▸ What you need to do: Copy each line exactly.
— Start —
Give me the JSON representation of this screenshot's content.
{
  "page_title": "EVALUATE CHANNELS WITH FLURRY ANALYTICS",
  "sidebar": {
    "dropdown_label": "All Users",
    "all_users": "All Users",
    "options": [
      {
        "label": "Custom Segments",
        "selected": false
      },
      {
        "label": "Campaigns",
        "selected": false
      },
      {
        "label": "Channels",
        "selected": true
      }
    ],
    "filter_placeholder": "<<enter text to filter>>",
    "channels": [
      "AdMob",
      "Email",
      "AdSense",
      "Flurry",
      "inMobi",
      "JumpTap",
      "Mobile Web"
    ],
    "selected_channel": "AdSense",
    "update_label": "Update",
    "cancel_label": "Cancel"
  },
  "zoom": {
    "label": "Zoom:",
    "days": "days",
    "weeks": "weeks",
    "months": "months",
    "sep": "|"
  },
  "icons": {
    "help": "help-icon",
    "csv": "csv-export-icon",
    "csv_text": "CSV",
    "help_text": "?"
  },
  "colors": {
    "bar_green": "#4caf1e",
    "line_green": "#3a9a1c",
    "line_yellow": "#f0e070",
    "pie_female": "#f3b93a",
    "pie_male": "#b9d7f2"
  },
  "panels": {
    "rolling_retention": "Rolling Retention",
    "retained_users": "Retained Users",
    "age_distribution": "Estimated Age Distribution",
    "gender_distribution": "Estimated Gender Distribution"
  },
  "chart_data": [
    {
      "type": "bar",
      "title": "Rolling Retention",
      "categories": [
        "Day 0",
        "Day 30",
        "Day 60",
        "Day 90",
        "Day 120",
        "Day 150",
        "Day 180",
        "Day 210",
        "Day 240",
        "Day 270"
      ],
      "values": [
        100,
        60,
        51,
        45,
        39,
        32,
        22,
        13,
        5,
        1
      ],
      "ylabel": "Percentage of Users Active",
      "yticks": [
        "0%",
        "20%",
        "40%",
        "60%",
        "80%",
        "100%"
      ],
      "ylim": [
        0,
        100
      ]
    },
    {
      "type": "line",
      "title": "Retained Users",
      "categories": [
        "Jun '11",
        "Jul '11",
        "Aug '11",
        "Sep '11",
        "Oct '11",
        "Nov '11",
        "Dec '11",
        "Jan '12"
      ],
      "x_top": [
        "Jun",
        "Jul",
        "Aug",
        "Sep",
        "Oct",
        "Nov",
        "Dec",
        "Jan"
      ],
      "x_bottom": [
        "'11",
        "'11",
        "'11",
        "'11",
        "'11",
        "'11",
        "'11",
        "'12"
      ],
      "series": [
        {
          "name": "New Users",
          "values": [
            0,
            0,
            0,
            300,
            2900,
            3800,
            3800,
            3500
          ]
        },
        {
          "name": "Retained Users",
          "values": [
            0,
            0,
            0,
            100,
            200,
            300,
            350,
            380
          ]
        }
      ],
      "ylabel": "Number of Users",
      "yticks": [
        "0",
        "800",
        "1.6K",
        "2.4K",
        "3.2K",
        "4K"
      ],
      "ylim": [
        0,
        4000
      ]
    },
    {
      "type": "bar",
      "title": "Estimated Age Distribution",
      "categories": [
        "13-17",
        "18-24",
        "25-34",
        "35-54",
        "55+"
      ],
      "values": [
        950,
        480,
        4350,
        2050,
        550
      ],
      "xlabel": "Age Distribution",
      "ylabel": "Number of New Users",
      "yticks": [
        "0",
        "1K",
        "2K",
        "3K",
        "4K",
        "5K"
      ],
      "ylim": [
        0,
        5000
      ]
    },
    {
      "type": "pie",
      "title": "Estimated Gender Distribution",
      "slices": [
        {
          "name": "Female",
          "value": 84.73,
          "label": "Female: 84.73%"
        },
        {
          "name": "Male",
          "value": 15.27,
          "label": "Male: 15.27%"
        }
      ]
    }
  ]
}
— End —
▸ Reply to the task:
Give me the JSON representation of this screenshot's content.
{
  "page_title": "EVALUATE CHANNELS WITH FLURRY ANALYTICS",
  "sidebar": {
    "dropdown_label": "All Users",
    "all_users": "All Users",
    "options": [
      {
        "label": "Custom Segments",
        "selected": false
      },
      {
        "label": "Campaigns",
        "selected": false
      },
      {
        "label": "Channels",
        "selected": true
      }
    ],
    "filter_placeholder": "<<enter text to filter>>",
    "channels": [
      "AdMob",
      "Email",
      "AdSense",
      "Flurry",
      "inMobi",
      "JumpTap",
      "Mobile Web"
    ],
    "selected_channel": "AdSense",
    "update_label": "Update",
    "cancel_label": "Cancel"
  },
  "zoom": {
    "label": "Zoom:",
    "days": "days",
    "weeks": "weeks",
    "months": "months",
    "sep": "|"
  },
  "icons": {
    "help": "help-icon",
    "csv": "csv-export-icon",
    "csv_text": "CSV",
    "help_text": "?"
  },
  "colors": {
    "bar_green": "#4caf1e",
    "line_green": "#3a9a1c",
    "line_yellow": "#f0e070",
    "pie_female": "#f3b93a",
    "pie_male": "#b9d7f2"
  },
  "panels": {
    "rolling_retention": "Rolling Retention",
    "retained_users": "Retained Users",
    "age_distribution": "Estimated Age Distribution",
    "gender_distribution": "Estimated Gender Distribution"
  },
  "chart_data": [
    {
      "type": "bar",
      "title": "Rolling Retention",
      "categories": [
        "Day 0",
        "Day 30",
        "Day 60",
        "Day 90",
        "Day 120",
        "Day 150",
        "Day 180",
        "Day 210",
        "Day 240",
        "Day 270"
      ],
      "values": [
        100,
        60,
        51,
        45,
        39,
        32,
        22,
        13,
        5,
        1
      ],
      "ylabel": "Percentage of Users Active",
      "yticks": [
        "0%",
        "20%",
        "40%",
        "60%",
        "80%",
        "100%"
      ],
      "ylim": [
        0,
        100
      ]
    },
    {
      "type": "line",
      "title": "Retained Users",
      "categories": [
        "Jun '11",
        "Jul '11",
        "Aug '11",
        "Sep '11",
        "Oct '11",
        "Nov '11",
        "Dec '11",
        "Jan '12"
      ],
      "x_top": [
        "Jun",
        "Jul",
        "Aug",
        "Sep",
        "Oct",
        "Nov",
        "Dec",
        "Jan"
      ],
      "x_bottom": [
        "'11",
        "'11",
        "'11",
        "'11",
        "'11",
        "'11",
        "'11",
        "'12"
      ],
      "series": [
        {
          "name": "New Users",
          "values": [
            0,
            0,
            0,
            300,
            2900,
            3800,
            3800,
            3500
          ]
        },
        {
          "name": "Retained Users",
          "values": [
            0,
            0,
            0,
            100,
            200,
            300,
            350,
            380
          ]
        }
      ],
      "ylabel": "Number of Users",
      "yticks": [
        "0",
        "800",
        "1.6K",
        "2.4K",
        "3.2K",
        "4K"
      ],
      "ylim": [
        0,
        4000
      ]
    },
    {
      "type": "bar",
      "title": "Estimated Age Distribution",
      "categories": [
        "13-17",
        "18-24",
        "25-34",
        "35-54",
        "55+"
      ],
      "values": [
        950,
        480,
        4350,
        2050,
        550
      ],
      "xlabel": "Age Distribution",
      "ylabel": "Number of New Users",
      "yticks": [
        "0",
        "1K",
        "2K",
        "3K",
        "4K",
        "5K"
      ],
      "ylim": [
        0,
        5000
      ]
    },
    {
      "type": "pie",
      "title": "Estimated Gender Distribution",
      "slices": [
        {
          "name": "Female",
          "value": 84.73,
          "label": "Female: 84.73%"
        },
        {
          "name": "Male",
          "value": 15.27,
          "label": "Male: 15.27%"
        }
      ]
    }
  ]
}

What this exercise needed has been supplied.